Task instructions: Restate the material word for word and leave out anything that is a picture.

Dataset items:
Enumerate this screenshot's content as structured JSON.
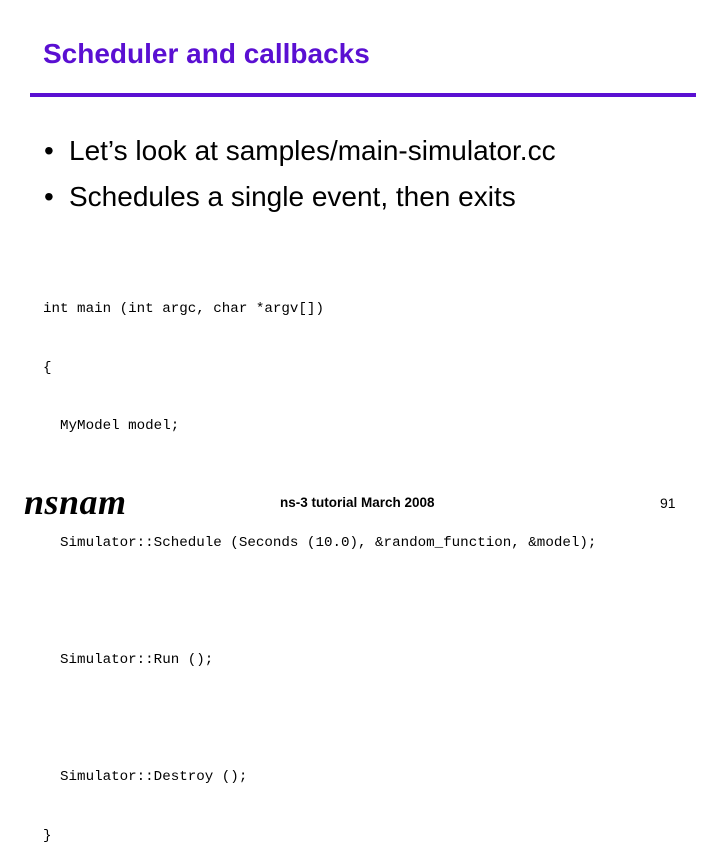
{
  "slide": {
    "title": "Scheduler and callbacks",
    "accent_color": "#5a0fd2",
    "bullets": [
      {
        "marker": "•",
        "text": "Let’s look at samples/main-simulator.cc"
      },
      {
        "marker": "•",
        "text": "Schedules a single event, then exits"
      }
    ],
    "code_lines": [
      "int main (int argc, char *argv[])",
      "{",
      "  MyModel model;",
      "",
      "  Simulator::Schedule (Seconds (10.0), &random_function, &model);",
      "",
      "  Simulator::Run ();",
      "",
      "  Simulator::Destroy ();",
      "}"
    ],
    "footer": {
      "logo": "nsnam",
      "text": "ns-3 tutorial March 2008",
      "page_number": "91"
    }
  }
}
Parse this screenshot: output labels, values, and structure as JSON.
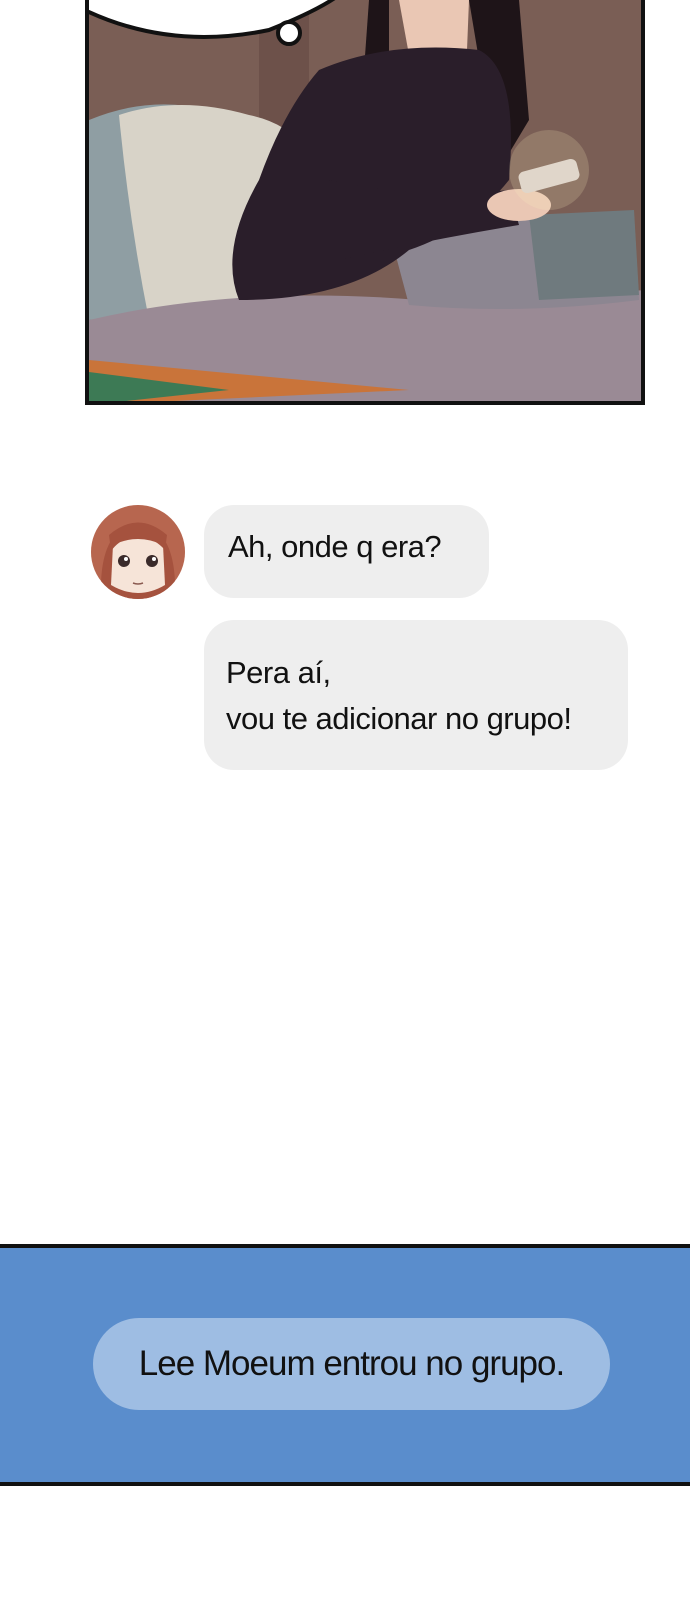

Finished answer:
Enumerate this screenshot's content as structured JSON.
{
  "slide": {
    "title": "Scheduler and callbacks",
    "accent_color": "#5a0fd2",
    "bullets": [
      {
        "marker": "•",
        "text": "Let’s look at samples/main-simulator.cc"
      },
      {
        "marker": "•",
        "text": "Schedules a single event, then exits"
      }
    ],
    "code_lines": [
      "int main (int argc, char *argv[])",
      "{",
      "  MyModel model;",
      "",
      "  Simulator::Schedule (Seconds (10.0), &random_function, &model);",
      "",
      "  Simulator::Run ();",
      "",
      "  Simulator::Destroy ();",
      "}"
    ],
    "footer": {
      "logo": "nsnam",
      "text": "ns-3 tutorial March 2008",
      "page_number": "91"
    }
  }
}
Parse this screenshot: output labels, values, and structure as JSON.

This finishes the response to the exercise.